#### Aim of the task:
An unchanged copy of each entry below is needed; keep the pictures out of it.

[Transcript data for document pages]
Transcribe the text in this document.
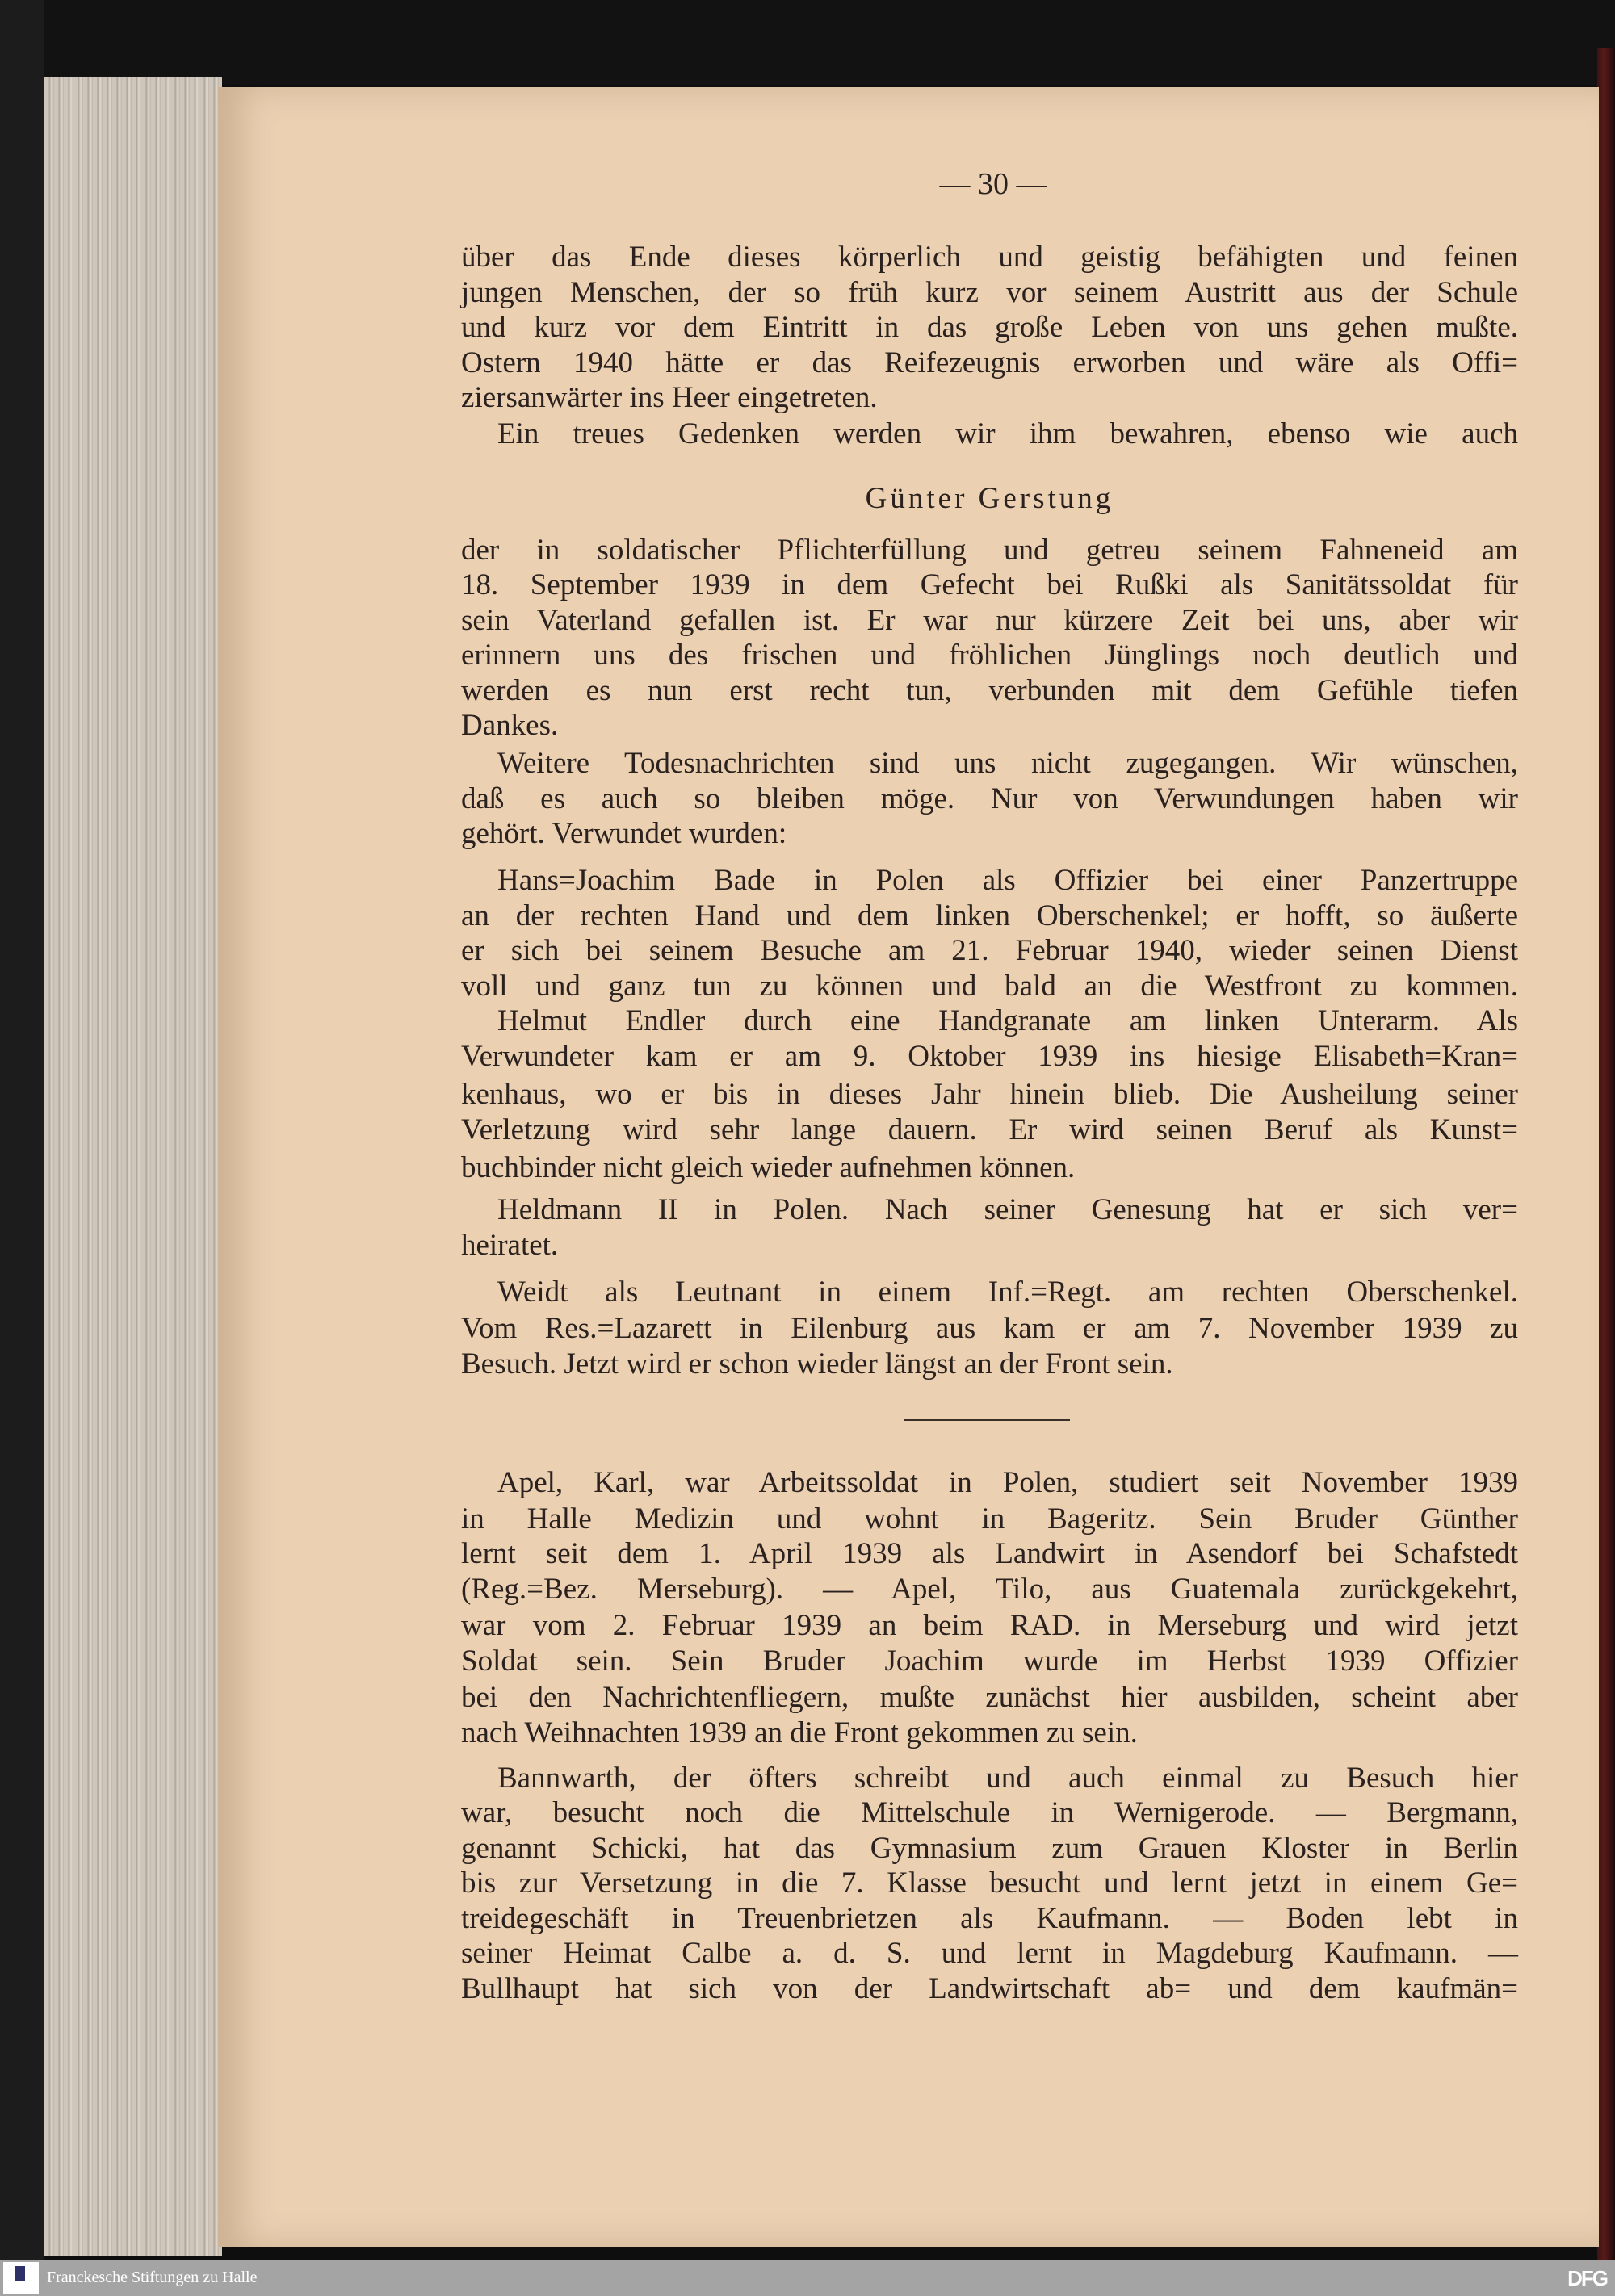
— 30 —
über das Ende dieses körperlich und geistig befähigten und feinen
jungen Menschen, der so früh kurz vor seinem Austritt aus der Schule
und kurz vor dem Eintritt in das große Leben von uns gehen mußte.
Ostern 1940 hätte er das Reifezeugnis erworben und wäre als Offi=
ziersanwärter ins Heer eingetreten.
Ein treues Gedenken werden wir ihm bewahren, ebenso wie auch
Günter Gerstung
der in soldatischer Pflichterfüllung und getreu seinem Fahneneid am
18. September 1939 in dem Gefecht bei Rußki als Sanitätssoldat für
sein Vaterland gefallen ist. Er war nur kürzere Zeit bei uns, aber wir
erinnern uns des frischen und fröhlichen Jünglings noch deutlich und
werden es nun erst recht tun, verbunden mit dem Gefühle tiefen
Dankes.
Weitere Todesnachrichten sind uns nicht zugegangen. Wir wünschen,
daß es auch so bleiben möge. Nur von Verwundungen haben wir
gehört. Verwundet wurden:
Hans=Joachim Bade in Polen als Offizier bei einer Panzertruppe
an der rechten Hand und dem linken Oberschenkel; er hofft, so äußerte
er sich bei seinem Besuche am 21. Februar 1940, wieder seinen Dienst
voll und ganz tun zu können und bald an die Westfront zu kommen.
Helmut Endler durch eine Handgranate am linken Unterarm. Als
Verwundeter kam er am 9. Oktober 1939 ins hiesige Elisabeth=Kran=
kenhaus, wo er bis in dieses Jahr hinein blieb. Die Ausheilung seiner
Verletzung wird sehr lange dauern. Er wird seinen Beruf als Kunst=
buchbinder nicht gleich wieder aufnehmen können.
Heldmann II in Polen. Nach seiner Genesung hat er sich ver=
heiratet.
Weidt als Leutnant in einem Inf.=Regt. am rechten Oberschenkel.
Vom Res.=Lazarett in Eilenburg aus kam er am 7. November 1939 zu
Besuch. Jetzt wird er schon wieder längst an der Front sein.
Apel, Karl, war Arbeitssoldat in Polen, studiert seit November 1939
in Halle Medizin und wohnt in Bageritz. Sein Bruder Günther
lernt seit dem 1. April 1939 als Landwirt in Asendorf bei Schafstedt
(Reg.=Bez. Merseburg). — Apel, Tilo, aus Guatemala zurückgekehrt,
war vom 2. Februar 1939 an beim RAD. in Merseburg und wird jetzt
Soldat sein. Sein Bruder Joachim wurde im Herbst 1939 Offizier
bei den Nachrichtenfliegern, mußte zunächst hier ausbilden, scheint aber
nach Weihnachten 1939 an die Front gekommen zu sein.
Bannwarth, der öfters schreibt und auch einmal zu Besuch hier
war, besucht noch die Mittelschule in Wernigerode. — Bergmann,
genannt Schicki, hat das Gymnasium zum Grauen Kloster in Berlin
bis zur Versetzung in die 7. Klasse besucht und lernt jetzt in einem Ge=
treidegeschäft in Treuenbrietzen als Kaufmann. — Boden lebt in
seiner Heimat Calbe a. d. S. und lernt in Magdeburg Kaufmann. —
Bullhaupt hat sich von der Landwirtschaft ab= und dem kaufmän=
Franckesche Stiftungen zu Halle	DFG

#### Answer box:
Transcribe the text in this document.
— 30 —
über das Ende dieses körperlich und geistig befähigten und feinen
jungen Menschen, der so früh kurz vor seinem Austritt aus der Schule
und kurz vor dem Eintritt in das große Leben von uns gehen mußte.
Ostern 1940 hätte er das Reifezeugnis erworben und wäre als Offi=
ziersanwärter ins Heer eingetreten.
Ein treues Gedenken werden wir ihm bewahren, ebenso wie auch
Günter Gerstung
der in soldatischer Pflichterfüllung und getreu seinem Fahneneid am
18. September 1939 in dem Gefecht bei Rußki als Sanitätssoldat für
sein Vaterland gefallen ist. Er war nur kürzere Zeit bei uns, aber wir
erinnern uns des frischen und fröhlichen Jünglings noch deutlich und
werden es nun erst recht tun, verbunden mit dem Gefühle tiefen
Dankes.
Weitere Todesnachrichten sind uns nicht zugegangen. Wir wünschen,
daß es auch so bleiben möge. Nur von Verwundungen haben wir
gehört. Verwundet wurden:
Hans=Joachim Bade in Polen als Offizier bei einer Panzertruppe
an der rechten Hand und dem linken Oberschenkel; er hofft, so äußerte
er sich bei seinem Besuche am 21. Februar 1940, wieder seinen Dienst
voll und ganz tun zu können und bald an die Westfront zu kommen.
Helmut Endler durch eine Handgranate am linken Unterarm. Als
Verwundeter kam er am 9. Oktober 1939 ins hiesige Elisabeth=Kran=
kenhaus, wo er bis in dieses Jahr hinein blieb. Die Ausheilung seiner
Verletzung wird sehr lange dauern. Er wird seinen Beruf als Kunst=
buchbinder nicht gleich wieder aufnehmen können.
Heldmann II in Polen. Nach seiner Genesung hat er sich ver=
heiratet.
Weidt als Leutnant in einem Inf.=Regt. am rechten Oberschenkel.
Vom Res.=Lazarett in Eilenburg aus kam er am 7. November 1939 zu
Besuch. Jetzt wird er schon wieder längst an der Front sein.
Apel, Karl, war Arbeitssoldat in Polen, studiert seit November 1939
in Halle Medizin und wohnt in Bageritz. Sein Bruder Günther
lernt seit dem 1. April 1939 als Landwirt in Asendorf bei Schafstedt
(Reg.=Bez. Merseburg). — Apel, Tilo, aus Guatemala zurückgekehrt,
war vom 2. Februar 1939 an beim RAD. in Merseburg und wird jetzt
Soldat sein. Sein Bruder Joachim wurde im Herbst 1939 Offizier
bei den Nachrichtenfliegern, mußte zunächst hier ausbilden, scheint aber
nach Weihnachten 1939 an die Front gekommen zu sein.
Bannwarth, der öfters schreibt und auch einmal zu Besuch hier
war, besucht noch die Mittelschule in Wernigerode. — Bergmann,
genannt Schicki, hat das Gymnasium zum Grauen Kloster in Berlin
bis zur Versetzung in die 7. Klasse besucht und lernt jetzt in einem Ge=
treidegeschäft in Treuenbrietzen als Kaufmann. — Boden lebt in
seiner Heimat Calbe a. d. S. und lernt in Magdeburg Kaufmann. —
Bullhaupt hat sich von der Landwirtschaft ab= und dem kaufmän=
Franckesche Stiftungen zu Halle	DFG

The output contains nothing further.